- [WRITTEN REQUEST]
Reproduce the entries exactly.

====== DATA ======

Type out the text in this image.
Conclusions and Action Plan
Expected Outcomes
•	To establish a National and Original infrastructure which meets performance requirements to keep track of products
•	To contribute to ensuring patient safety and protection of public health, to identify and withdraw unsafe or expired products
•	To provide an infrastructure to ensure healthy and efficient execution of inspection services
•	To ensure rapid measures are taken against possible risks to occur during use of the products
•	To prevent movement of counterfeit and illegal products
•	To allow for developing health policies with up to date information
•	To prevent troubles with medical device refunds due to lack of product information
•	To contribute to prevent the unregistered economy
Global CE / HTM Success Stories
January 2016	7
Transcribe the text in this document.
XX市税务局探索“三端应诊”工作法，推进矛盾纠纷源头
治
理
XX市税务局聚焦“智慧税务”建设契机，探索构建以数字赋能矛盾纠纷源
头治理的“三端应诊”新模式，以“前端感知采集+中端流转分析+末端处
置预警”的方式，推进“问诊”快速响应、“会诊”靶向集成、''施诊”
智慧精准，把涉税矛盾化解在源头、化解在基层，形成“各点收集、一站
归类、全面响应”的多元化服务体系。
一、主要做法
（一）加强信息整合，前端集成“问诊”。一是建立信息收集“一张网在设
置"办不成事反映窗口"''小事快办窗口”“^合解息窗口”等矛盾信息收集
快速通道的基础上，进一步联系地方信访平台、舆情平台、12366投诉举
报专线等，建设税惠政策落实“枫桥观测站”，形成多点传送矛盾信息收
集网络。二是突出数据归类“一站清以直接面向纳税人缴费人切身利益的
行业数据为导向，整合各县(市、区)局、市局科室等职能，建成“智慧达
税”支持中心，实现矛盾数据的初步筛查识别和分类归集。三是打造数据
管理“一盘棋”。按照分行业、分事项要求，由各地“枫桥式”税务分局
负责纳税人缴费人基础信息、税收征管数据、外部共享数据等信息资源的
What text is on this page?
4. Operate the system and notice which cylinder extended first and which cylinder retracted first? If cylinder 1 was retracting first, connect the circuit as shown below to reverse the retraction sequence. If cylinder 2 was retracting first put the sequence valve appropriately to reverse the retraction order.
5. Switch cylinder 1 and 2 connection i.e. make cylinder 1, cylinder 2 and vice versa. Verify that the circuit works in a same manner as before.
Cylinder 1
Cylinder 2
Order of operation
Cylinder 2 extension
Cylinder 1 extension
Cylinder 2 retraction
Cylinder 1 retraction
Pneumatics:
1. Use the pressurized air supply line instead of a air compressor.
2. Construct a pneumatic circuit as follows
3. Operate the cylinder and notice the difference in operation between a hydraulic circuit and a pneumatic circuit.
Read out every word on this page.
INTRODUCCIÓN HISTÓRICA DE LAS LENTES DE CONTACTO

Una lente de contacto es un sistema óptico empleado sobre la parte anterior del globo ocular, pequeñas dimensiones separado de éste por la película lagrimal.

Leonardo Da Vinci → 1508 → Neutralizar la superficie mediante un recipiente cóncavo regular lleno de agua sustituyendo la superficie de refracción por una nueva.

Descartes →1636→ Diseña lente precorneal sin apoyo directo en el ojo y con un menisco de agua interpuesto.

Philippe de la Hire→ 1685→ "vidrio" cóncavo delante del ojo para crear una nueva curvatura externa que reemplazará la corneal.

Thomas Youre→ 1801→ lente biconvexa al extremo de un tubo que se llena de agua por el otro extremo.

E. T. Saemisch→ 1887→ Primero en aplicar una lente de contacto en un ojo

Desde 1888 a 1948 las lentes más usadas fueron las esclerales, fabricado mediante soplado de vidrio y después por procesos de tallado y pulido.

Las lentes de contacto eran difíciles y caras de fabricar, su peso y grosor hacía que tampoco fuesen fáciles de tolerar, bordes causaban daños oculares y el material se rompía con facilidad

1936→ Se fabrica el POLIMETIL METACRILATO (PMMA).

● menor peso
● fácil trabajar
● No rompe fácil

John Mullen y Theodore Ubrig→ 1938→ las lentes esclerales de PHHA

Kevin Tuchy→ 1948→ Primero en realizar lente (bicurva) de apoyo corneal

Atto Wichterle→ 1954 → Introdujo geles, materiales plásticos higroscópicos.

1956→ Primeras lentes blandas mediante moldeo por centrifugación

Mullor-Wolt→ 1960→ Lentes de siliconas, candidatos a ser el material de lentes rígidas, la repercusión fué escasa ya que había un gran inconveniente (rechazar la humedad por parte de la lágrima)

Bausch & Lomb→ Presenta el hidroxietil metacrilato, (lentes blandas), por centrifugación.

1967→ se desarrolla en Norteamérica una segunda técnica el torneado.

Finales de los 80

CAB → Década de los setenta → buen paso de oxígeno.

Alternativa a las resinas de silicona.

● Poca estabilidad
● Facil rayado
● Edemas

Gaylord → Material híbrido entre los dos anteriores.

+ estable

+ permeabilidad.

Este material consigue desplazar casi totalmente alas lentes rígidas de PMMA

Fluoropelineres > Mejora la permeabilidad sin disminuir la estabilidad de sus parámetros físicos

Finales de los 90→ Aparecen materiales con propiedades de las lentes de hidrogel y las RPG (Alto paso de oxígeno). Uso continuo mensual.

======

- [WRITTEN ANSWER]
Type out the text in this image.
Conclusions and Action Plan
Expected Outcomes
•	To establish a National and Original infrastructure which meets performance requirements to keep track of products
•	To contribute to ensuring patient safety and protection of public health, to identify and withdraw unsafe or expired products
•	To provide an infrastructure to ensure healthy and efficient execution of inspection services
•	To ensure rapid measures are taken against possible risks to occur during use of the products
•	To prevent movement of counterfeit and illegal products
•	To allow for developing health policies with up to date information
•	To prevent troubles with medical device refunds due to lack of product information
•	To contribute to prevent the unregistered economy
Global CE / HTM Success Stories
January 2016	7
Transcribe the text in this document.
XX市税务局探索“三端应诊”工作法，推进矛盾纠纷源头
治
理
XX市税务局聚焦“智慧税务”建设契机，探索构建以数字赋能矛盾纠纷源
头治理的“三端应诊”新模式，以“前端感知采集+中端流转分析+末端处
置预警”的方式，推进“问诊”快速响应、“会诊”靶向集成、''施诊”
智慧精准，把涉税矛盾化解在源头、化解在基层，形成“各点收集、一站
归类、全面响应”的多元化服务体系。
一、主要做法
（一）加强信息整合，前端集成“问诊”。一是建立信息收集“一张网在设
置"办不成事反映窗口"''小事快办窗口”“^合解息窗口”等矛盾信息收集
快速通道的基础上，进一步联系地方信访平台、舆情平台、12366投诉举
报专线等，建设税惠政策落实“枫桥观测站”，形成多点传送矛盾信息收
集网络。二是突出数据归类“一站清以直接面向纳税人缴费人切身利益的
行业数据为导向，整合各县(市、区)局、市局科室等职能，建成“智慧达
税”支持中心，实现矛盾数据的初步筛查识别和分类归集。三是打造数据
管理“一盘棋”。按照分行业、分事项要求，由各地“枫桥式”税务分局
负责纳税人缴费人基础信息、税收征管数据、外部共享数据等信息资源的
What text is on this page?
4. Operate the system and notice which cylinder extended first and which cylinder retracted first? If cylinder 1 was retracting first, connect the circuit as shown below to reverse the retraction sequence. If cylinder 2 was retracting first put the sequence valve appropriately to reverse the retraction order.
5. Switch cylinder 1 and 2 connection i.e. make cylinder 1, cylinder 2 and vice versa. Verify that the circuit works in a same manner as before.
Cylinder 1
Cylinder 2
Order of operation
Cylinder 2 extension
Cylinder 1 extension
Cylinder 2 retraction
Cylinder 1 retraction
Pneumatics:
1. Use the pressurized air supply line instead of a air compressor.
2. Construct a pneumatic circuit as follows
3. Operate the cylinder and notice the difference in operation between a hydraulic circuit and a pneumatic circuit.
Read out every word on this page.
INTRODUCCIÓN HISTÓRICA DE LAS LENTES DE CONTACTO

Una lente de contacto es un sistema óptico empleado sobre la parte anterior del globo ocular, pequeñas dimensiones separado de éste por la película lagrimal.

Leonardo Da Vinci → 1508 → Neutralizar la superficie mediante un recipiente cóncavo regular lleno de agua sustituyendo la superficie de refracción por una nueva.

Descartes →1636→ Diseña lente precorneal sin apoyo directo en el ojo y con un menisco de agua interpuesto.

Philippe de la Hire→ 1685→ "vidrio" cóncavo delante del ojo para crear una nueva curvatura externa que reemplazará la corneal.

Thomas Youre→ 1801→ lente biconvexa al extremo de un tubo que se llena de agua por el otro extremo.

E. T. Saemisch→ 1887→ Primero en aplicar una lente de contacto en un ojo

Desde 1888 a 1948 las lentes más usadas fueron las esclerales, fabricado mediante soplado de vidrio y después por procesos de tallado y pulido.

Las lentes de contacto eran difíciles y caras de fabricar, su peso y grosor hacía que tampoco fuesen fáciles de tolerar, bordes causaban daños oculares y el material se rompía con facilidad

1936→ Se fabrica el POLIMETIL METACRILATO (PMMA).

● menor peso
● fácil trabajar
● No rompe fácil

John Mullen y Theodore Ubrig→ 1938→ las lentes esclerales de PHHA

Kevin Tuchy→ 1948→ Primero en realizar lente (bicurva) de apoyo corneal

Atto Wichterle→ 1954 → Introdujo geles, materiales plásticos higroscópicos.

1956→ Primeras lentes blandas mediante moldeo por centrifugación

Mullor-Wolt→ 1960→ Lentes de siliconas, candidatos a ser el material de lentes rígidas, la repercusión fué escasa ya que había un gran inconveniente (rechazar la humedad por parte de la lágrima)

Bausch & Lomb→ Presenta el hidroxietil metacrilato, (lentes blandas), por centrifugación.

1967→ se desarrolla en Norteamérica una segunda técnica el torneado.

Finales de los 80

CAB → Década de los setenta → buen paso de oxígeno.

Alternativa a las resinas de silicona.

● Poca estabilidad
● Facil rayado
● Edemas

Gaylord → Material híbrido entre los dos anteriores.

+ estable

+ permeabilidad.

Este material consigue desplazar casi totalmente alas lentes rígidas de PMMA

Fluoropelineres > Mejora la permeabilidad sin disminuir la estabilidad de sus parámetros físicos

Finales de los 90→ Aparecen materiales con propiedades de las lentes de hidrogel y las RPG (Alto paso de oxígeno). Uso continuo mensual.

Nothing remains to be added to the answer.